• [YOUR TASK]: Transcribe all the records with complete accuracy.

==== DATA FOR THE TASK

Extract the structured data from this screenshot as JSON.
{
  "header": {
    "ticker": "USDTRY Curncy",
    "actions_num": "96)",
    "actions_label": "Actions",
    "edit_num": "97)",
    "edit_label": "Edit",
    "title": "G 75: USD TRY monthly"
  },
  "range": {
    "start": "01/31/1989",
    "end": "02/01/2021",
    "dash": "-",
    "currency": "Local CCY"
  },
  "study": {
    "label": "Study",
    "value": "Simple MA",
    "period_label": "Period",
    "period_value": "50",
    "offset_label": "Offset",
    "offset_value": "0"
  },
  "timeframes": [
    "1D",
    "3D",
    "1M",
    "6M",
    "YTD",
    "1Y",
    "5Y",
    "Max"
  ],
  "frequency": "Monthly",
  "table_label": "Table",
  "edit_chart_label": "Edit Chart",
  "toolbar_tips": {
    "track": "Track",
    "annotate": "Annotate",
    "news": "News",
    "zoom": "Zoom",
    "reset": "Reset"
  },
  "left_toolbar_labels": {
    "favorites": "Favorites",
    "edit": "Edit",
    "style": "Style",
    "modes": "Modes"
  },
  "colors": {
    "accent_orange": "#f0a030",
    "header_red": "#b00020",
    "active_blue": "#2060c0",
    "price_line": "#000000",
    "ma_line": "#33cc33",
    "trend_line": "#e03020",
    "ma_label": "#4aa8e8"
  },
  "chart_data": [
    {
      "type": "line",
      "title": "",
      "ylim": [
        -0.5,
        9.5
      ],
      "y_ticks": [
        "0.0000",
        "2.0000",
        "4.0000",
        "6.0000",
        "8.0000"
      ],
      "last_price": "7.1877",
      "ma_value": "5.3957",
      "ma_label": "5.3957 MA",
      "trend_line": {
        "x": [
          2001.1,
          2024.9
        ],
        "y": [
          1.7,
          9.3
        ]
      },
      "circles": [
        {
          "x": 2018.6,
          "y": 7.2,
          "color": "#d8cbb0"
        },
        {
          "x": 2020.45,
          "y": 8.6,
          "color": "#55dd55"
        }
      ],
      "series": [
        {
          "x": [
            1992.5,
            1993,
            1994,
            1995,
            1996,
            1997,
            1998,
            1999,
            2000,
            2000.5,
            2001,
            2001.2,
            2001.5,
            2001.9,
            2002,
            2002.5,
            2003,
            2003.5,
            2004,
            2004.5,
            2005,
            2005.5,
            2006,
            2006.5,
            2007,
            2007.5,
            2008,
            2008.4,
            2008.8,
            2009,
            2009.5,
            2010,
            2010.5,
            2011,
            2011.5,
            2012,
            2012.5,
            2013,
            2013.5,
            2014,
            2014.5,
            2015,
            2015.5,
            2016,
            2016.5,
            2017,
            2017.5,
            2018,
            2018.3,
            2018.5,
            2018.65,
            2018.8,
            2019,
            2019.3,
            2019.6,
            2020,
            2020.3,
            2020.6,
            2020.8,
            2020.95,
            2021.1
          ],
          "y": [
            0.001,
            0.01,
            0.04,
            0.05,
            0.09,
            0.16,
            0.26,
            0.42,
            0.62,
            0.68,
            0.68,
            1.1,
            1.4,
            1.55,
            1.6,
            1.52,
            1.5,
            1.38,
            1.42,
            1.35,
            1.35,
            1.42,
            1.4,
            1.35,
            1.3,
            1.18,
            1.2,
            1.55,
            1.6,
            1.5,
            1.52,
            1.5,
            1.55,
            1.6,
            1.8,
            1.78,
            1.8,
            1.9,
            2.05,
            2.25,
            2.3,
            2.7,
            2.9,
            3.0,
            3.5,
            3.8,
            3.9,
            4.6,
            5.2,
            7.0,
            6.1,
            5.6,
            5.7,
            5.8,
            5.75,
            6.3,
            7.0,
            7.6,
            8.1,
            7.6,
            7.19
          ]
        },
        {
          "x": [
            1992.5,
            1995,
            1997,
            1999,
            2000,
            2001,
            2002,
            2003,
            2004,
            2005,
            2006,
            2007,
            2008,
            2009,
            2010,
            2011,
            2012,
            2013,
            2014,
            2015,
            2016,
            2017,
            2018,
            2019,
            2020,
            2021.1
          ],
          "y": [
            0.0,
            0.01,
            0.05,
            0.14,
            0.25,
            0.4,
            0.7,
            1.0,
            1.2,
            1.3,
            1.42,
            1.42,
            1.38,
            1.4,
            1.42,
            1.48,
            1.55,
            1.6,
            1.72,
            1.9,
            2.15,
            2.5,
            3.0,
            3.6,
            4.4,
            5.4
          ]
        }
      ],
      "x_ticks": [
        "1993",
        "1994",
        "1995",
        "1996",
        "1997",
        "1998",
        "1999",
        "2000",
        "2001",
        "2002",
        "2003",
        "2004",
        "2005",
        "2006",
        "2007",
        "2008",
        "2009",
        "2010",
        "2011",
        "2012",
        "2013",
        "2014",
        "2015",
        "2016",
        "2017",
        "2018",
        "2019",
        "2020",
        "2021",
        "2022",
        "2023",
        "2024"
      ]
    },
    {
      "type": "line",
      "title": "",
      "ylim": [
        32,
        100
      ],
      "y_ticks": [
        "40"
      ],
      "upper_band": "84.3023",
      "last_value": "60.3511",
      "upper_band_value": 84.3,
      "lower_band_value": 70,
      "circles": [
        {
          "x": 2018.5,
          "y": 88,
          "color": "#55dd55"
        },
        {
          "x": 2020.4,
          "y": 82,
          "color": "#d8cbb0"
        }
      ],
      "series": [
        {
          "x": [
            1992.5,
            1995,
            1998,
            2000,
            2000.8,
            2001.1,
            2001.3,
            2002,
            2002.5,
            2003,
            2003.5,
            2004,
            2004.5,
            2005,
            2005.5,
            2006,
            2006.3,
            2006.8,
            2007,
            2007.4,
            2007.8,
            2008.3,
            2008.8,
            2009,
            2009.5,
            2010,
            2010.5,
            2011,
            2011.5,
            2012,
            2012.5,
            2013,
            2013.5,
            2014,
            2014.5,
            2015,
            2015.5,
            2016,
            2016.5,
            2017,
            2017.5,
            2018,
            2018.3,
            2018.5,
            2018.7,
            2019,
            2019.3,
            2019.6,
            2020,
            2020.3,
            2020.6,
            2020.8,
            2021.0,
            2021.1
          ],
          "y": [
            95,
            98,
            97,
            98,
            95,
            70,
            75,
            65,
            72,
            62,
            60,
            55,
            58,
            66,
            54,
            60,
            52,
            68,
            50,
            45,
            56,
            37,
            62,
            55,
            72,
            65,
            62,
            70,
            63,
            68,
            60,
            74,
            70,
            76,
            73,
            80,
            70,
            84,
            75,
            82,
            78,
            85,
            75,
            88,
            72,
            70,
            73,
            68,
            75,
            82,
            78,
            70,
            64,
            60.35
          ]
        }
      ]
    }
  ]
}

========

• [ANSWER FOR THE TASK]:
Extract the structured data from this screenshot as JSON.
{
  "header": {
    "ticker": "USDTRY Curncy",
    "actions_num": "96)",
    "actions_label": "Actions",
    "edit_num": "97)",
    "edit_label": "Edit",
    "title": "G 75: USD TRY monthly"
  },
  "range": {
    "start": "01/31/1989",
    "end": "02/01/2021",
    "dash": "-",
    "currency": "Local CCY"
  },
  "study": {
    "label": "Study",
    "value": "Simple MA",
    "period_label": "Period",
    "period_value": "50",
    "offset_label": "Offset",
    "offset_value": "0"
  },
  "timeframes": [
    "1D",
    "3D",
    "1M",
    "6M",
    "YTD",
    "1Y",
    "5Y",
    "Max"
  ],
  "frequency": "Monthly",
  "table_label": "Table",
  "edit_chart_label": "Edit Chart",
  "toolbar_tips": {
    "track": "Track",
    "annotate": "Annotate",
    "news": "News",
    "zoom": "Zoom",
    "reset": "Reset"
  },
  "left_toolbar_labels": {
    "favorites": "Favorites",
    "edit": "Edit",
    "style": "Style",
    "modes": "Modes"
  },
  "colors": {
    "accent_orange": "#f0a030",
    "header_red": "#b00020",
    "active_blue": "#2060c0",
    "price_line": "#000000",
    "ma_line": "#33cc33",
    "trend_line": "#e03020",
    "ma_label": "#4aa8e8"
  },
  "chart_data": [
    {
      "type": "line",
      "title": "",
      "ylim": [
        -0.5,
        9.5
      ],
      "y_ticks": [
        "0.0000",
        "2.0000",
        "4.0000",
        "6.0000",
        "8.0000"
      ],
      "last_price": "7.1877",
      "ma_value": "5.3957",
      "ma_label": "5.3957 MA",
      "trend_line": {
        "x": [
          2001.1,
          2024.9
        ],
        "y": [
          1.7,
          9.3
        ]
      },
      "circles": [
        {
          "x": 2018.6,
          "y": 7.2,
          "color": "#d8cbb0"
        },
        {
          "x": 2020.45,
          "y": 8.6,
          "color": "#55dd55"
        }
      ],
      "series": [
        {
          "x": [
            1992.5,
            1993,
            1994,
            1995,
            1996,
            1997,
            1998,
            1999,
            2000,
            2000.5,
            2001,
            2001.2,
            2001.5,
            2001.9,
            2002,
            2002.5,
            2003,
            2003.5,
            2004,
            2004.5,
            2005,
            2005.5,
            2006,
            2006.5,
            2007,
            2007.5,
            2008,
            2008.4,
            2008.8,
            2009,
            2009.5,
            2010,
            2010.5,
            2011,
            2011.5,
            2012,
            2012.5,
            2013,
            2013.5,
            2014,
            2014.5,
            2015,
            2015.5,
            2016,
            2016.5,
            2017,
            2017.5,
            2018,
            2018.3,
            2018.5,
            2018.65,
            2018.8,
            2019,
            2019.3,
            2019.6,
            2020,
            2020.3,
            2020.6,
            2020.8,
            2020.95,
            2021.1
          ],
          "y": [
            0.001,
            0.01,
            0.04,
            0.05,
            0.09,
            0.16,
            0.26,
            0.42,
            0.62,
            0.68,
            0.68,
            1.1,
            1.4,
            1.55,
            1.6,
            1.52,
            1.5,
            1.38,
            1.42,
            1.35,
            1.35,
            1.42,
            1.4,
            1.35,
            1.3,
            1.18,
            1.2,
            1.55,
            1.6,
            1.5,
            1.52,
            1.5,
            1.55,
            1.6,
            1.8,
            1.78,
            1.8,
            1.9,
            2.05,
            2.25,
            2.3,
            2.7,
            2.9,
            3.0,
            3.5,
            3.8,
            3.9,
            4.6,
            5.2,
            7.0,
            6.1,
            5.6,
            5.7,
            5.8,
            5.75,
            6.3,
            7.0,
            7.6,
            8.1,
            7.6,
            7.19
          ]
        },
        {
          "x": [
            1992.5,
            1995,
            1997,
            1999,
            2000,
            2001,
            2002,
            2003,
            2004,
            2005,
            2006,
            2007,
            2008,
            2009,
            2010,
            2011,
            2012,
            2013,
            2014,
            2015,
            2016,
            2017,
            2018,
            2019,
            2020,
            2021.1
          ],
          "y": [
            0.0,
            0.01,
            0.05,
            0.14,
            0.25,
            0.4,
            0.7,
            1.0,
            1.2,
            1.3,
            1.42,
            1.42,
            1.38,
            1.4,
            1.42,
            1.48,
            1.55,
            1.6,
            1.72,
            1.9,
            2.15,
            2.5,
            3.0,
            3.6,
            4.4,
            5.4
          ]
        }
      ],
      "x_ticks": [
        "1993",
        "1994",
        "1995",
        "1996",
        "1997",
        "1998",
        "1999",
        "2000",
        "2001",
        "2002",
        "2003",
        "2004",
        "2005",
        "2006",
        "2007",
        "2008",
        "2009",
        "2010",
        "2011",
        "2012",
        "2013",
        "2014",
        "2015",
        "2016",
        "2017",
        "2018",
        "2019",
        "2020",
        "2021",
        "2022",
        "2023",
        "2024"
      ]
    },
    {
      "type": "line",
      "title": "",
      "ylim": [
        32,
        100
      ],
      "y_ticks": [
        "40"
      ],
      "upper_band": "84.3023",
      "last_value": "60.3511",
      "upper_band_value": 84.3,
      "lower_band_value": 70,
      "circles": [
        {
          "x": 2018.5,
          "y": 88,
          "color": "#55dd55"
        },
        {
          "x": 2020.4,
          "y": 82,
          "color": "#d8cbb0"
        }
      ],
      "series": [
        {
          "x": [
            1992.5,
            1995,
            1998,
            2000,
            2000.8,
            2001.1,
            2001.3,
            2002,
            2002.5,
            2003,
            2003.5,
            2004,
            2004.5,
            2005,
            2005.5,
            2006,
            2006.3,
            2006.8,
            2007,
            2007.4,
            2007.8,
            2008.3,
            2008.8,
            2009,
            2009.5,
            2010,
            2010.5,
            2011,
            2011.5,
            2012,
            2012.5,
            2013,
            2013.5,
            2014,
            2014.5,
            2015,
            2015.5,
            2016,
            2016.5,
            2017,
            2017.5,
            2018,
            2018.3,
            2018.5,
            2018.7,
            2019,
            2019.3,
            2019.6,
            2020,
            2020.3,
            2020.6,
            2020.8,
            2021.0,
            2021.1
          ],
          "y": [
            95,
            98,
            97,
            98,
            95,
            70,
            75,
            65,
            72,
            62,
            60,
            55,
            58,
            66,
            54,
            60,
            52,
            68,
            50,
            45,
            56,
            37,
            62,
            55,
            72,
            65,
            62,
            70,
            63,
            68,
            60,
            74,
            70,
            76,
            73,
            80,
            70,
            84,
            75,
            82,
            78,
            85,
            75,
            88,
            72,
            70,
            73,
            68,
            75,
            82,
            78,
            70,
            64,
            60.35
          ]
        }
      ]
    }
  ]
}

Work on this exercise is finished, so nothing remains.